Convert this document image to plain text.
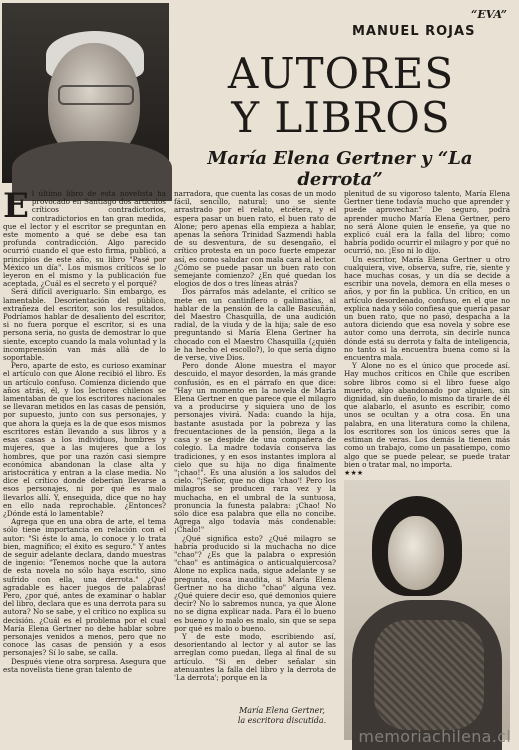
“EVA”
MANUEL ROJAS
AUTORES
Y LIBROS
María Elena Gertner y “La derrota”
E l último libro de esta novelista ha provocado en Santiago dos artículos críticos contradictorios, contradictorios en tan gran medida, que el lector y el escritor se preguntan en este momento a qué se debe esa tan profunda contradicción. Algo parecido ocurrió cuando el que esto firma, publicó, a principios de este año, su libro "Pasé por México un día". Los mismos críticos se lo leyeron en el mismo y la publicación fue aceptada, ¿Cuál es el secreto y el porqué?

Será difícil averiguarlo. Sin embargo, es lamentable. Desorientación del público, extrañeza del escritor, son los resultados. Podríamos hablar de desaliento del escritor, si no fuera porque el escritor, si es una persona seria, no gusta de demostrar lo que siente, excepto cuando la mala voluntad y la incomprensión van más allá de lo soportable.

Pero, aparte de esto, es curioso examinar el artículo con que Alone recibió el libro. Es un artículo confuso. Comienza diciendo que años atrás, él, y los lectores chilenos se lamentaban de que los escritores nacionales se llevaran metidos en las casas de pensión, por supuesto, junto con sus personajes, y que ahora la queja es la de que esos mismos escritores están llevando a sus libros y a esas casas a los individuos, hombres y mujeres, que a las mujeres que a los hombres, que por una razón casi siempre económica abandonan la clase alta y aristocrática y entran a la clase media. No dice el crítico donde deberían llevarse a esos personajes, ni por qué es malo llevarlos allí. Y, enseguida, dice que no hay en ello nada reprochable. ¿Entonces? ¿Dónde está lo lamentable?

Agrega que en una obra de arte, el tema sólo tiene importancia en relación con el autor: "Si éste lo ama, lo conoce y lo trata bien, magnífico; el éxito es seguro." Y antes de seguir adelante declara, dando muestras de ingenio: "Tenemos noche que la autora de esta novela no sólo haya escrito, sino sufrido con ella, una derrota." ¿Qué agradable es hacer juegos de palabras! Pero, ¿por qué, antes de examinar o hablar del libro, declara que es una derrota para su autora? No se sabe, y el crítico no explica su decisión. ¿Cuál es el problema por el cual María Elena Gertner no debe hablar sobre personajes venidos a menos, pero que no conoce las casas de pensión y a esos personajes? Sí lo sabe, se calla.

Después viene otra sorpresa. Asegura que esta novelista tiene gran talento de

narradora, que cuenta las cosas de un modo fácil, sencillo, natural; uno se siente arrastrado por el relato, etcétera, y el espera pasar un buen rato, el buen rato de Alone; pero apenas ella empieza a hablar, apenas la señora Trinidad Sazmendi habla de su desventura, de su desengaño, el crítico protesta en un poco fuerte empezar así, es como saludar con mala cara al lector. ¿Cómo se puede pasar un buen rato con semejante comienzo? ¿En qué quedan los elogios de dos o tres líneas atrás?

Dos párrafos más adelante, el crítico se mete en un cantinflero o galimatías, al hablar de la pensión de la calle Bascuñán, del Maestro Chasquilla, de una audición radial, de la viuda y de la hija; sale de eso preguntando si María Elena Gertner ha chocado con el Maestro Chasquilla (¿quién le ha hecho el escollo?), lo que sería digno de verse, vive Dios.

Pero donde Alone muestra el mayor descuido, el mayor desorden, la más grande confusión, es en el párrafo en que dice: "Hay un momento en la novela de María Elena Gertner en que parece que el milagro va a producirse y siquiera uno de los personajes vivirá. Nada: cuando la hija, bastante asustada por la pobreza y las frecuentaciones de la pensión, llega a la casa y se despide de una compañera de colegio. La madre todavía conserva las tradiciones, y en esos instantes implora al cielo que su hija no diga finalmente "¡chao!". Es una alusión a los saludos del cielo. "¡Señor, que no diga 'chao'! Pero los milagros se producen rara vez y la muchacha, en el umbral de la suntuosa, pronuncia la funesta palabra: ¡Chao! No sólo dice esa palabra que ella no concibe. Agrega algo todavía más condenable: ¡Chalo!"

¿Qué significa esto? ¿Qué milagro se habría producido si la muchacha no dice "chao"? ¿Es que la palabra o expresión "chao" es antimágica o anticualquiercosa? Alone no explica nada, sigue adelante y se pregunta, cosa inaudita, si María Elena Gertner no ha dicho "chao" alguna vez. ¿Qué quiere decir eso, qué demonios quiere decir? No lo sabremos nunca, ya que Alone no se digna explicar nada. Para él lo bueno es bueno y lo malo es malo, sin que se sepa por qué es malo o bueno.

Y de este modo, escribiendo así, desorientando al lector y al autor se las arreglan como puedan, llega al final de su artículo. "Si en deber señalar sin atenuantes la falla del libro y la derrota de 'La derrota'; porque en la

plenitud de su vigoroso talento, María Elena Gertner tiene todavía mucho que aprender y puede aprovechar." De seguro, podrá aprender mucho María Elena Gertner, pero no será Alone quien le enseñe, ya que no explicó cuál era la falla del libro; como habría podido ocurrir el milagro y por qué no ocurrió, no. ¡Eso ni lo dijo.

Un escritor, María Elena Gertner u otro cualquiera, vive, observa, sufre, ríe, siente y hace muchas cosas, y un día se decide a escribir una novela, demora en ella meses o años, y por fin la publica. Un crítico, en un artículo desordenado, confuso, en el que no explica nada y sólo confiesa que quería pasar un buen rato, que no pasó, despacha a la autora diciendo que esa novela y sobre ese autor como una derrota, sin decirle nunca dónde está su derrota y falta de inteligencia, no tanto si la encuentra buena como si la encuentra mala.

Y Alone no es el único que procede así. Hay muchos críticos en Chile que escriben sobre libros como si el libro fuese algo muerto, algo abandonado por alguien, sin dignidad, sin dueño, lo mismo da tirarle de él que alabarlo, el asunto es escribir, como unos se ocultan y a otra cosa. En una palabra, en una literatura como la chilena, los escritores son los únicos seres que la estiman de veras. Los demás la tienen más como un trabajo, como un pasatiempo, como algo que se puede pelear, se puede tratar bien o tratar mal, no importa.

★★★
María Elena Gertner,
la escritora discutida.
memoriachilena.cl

+ + +

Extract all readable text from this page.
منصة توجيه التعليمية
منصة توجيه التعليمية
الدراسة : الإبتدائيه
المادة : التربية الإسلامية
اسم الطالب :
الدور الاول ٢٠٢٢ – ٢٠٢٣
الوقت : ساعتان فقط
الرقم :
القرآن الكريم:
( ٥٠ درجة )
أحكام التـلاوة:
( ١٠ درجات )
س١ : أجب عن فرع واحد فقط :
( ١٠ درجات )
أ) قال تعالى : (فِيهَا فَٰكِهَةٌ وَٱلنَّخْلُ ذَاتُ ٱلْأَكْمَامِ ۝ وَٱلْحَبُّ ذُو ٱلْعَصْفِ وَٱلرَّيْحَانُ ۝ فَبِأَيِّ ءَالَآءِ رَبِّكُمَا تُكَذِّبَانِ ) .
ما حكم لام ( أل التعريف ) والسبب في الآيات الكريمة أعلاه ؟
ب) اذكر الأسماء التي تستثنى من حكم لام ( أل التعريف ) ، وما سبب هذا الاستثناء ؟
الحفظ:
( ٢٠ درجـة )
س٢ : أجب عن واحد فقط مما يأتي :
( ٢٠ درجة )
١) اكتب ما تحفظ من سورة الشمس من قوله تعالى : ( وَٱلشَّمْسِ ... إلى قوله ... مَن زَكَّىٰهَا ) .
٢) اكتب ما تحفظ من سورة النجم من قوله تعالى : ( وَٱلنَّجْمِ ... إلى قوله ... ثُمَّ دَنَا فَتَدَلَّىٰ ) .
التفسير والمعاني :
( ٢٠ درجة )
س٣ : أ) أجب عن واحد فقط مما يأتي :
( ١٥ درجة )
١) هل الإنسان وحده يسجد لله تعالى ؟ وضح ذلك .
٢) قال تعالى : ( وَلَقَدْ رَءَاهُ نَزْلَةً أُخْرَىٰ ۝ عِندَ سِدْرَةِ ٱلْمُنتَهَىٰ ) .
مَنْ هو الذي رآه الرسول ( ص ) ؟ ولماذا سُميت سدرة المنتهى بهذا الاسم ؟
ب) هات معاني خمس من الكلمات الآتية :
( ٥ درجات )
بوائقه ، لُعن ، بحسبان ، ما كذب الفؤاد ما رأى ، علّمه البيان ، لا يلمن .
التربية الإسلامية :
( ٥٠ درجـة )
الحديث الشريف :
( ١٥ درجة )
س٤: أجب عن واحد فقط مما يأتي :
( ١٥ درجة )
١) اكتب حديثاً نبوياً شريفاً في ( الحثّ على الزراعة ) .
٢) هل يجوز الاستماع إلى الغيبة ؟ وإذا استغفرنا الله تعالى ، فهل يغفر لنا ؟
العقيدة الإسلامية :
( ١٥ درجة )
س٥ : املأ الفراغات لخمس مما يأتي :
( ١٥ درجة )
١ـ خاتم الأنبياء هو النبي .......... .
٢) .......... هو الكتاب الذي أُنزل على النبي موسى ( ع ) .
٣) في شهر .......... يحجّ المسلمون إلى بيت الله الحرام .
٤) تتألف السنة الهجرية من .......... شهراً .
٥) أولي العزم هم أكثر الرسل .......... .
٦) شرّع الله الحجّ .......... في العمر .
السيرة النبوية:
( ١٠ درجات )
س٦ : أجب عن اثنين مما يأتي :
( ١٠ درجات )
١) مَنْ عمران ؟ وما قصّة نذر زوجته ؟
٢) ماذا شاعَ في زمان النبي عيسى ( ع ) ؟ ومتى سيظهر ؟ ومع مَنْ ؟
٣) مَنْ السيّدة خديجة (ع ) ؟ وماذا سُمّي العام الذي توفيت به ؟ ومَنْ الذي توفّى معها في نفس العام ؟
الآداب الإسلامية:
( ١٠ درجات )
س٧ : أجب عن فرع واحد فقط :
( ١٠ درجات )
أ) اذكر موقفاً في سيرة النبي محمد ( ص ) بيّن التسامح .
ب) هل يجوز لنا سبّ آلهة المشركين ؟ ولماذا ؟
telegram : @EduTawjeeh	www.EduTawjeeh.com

+ + +

Exercise requirements: Pick out each line containing "Agrega" and report it.

The response:
Agrega que en una obra de arte, el tema sólo tiene importancia en relación con el autor: "Si éste lo ama, lo conoce y lo trata bien, magnífico; el éxito es seguro." Y antes de seguir adelante declara, dando muestras de ingenio: "Tenemos noche que la autora de esta novela no sólo haya escrito, sino sufrido con ella, una derrota." ¿Qué agradable es hacer juegos de palabras! Pero, ¿por qué, antes de examinar o hablar del libro, declara que es una derrota para su autora? No se sabe, y el crítico no explica su decisión. ¿Cuál es el problema por el cual María Elena Gertner no debe hablar sobre personajes venidos a menos, pero que no conoce las casas de pensión y a esos personajes? Sí lo sabe, se calla.
Pero donde Alone muestra el mayor descuido, el mayor desorden, la más grande confusión, es en el párrafo en que dice: "Hay un momento en la novela de María Elena Gertner en que parece que el milagro va a producirse y siquiera uno de los personajes vivirá. Nada: cuando la hija, bastante asustada por la pobreza y las frecuentaciones de la pensión, llega a la casa y se despide de una compañera de colegio. La madre todavía conserva las tradiciones, y en esos instantes implora al cielo que su hija no diga finalmente "¡chao!". Es una alusión a los saludos del cielo. "¡Señor, que no diga 'chao'! Pero los milagros se producen rara vez y la muchacha, en el umbral de la suntuosa, pronuncia la funesta palabra: ¡Chao! No sólo dice esa palabra que ella no concibe. Agrega algo todavía más condenable: ¡Chalo!"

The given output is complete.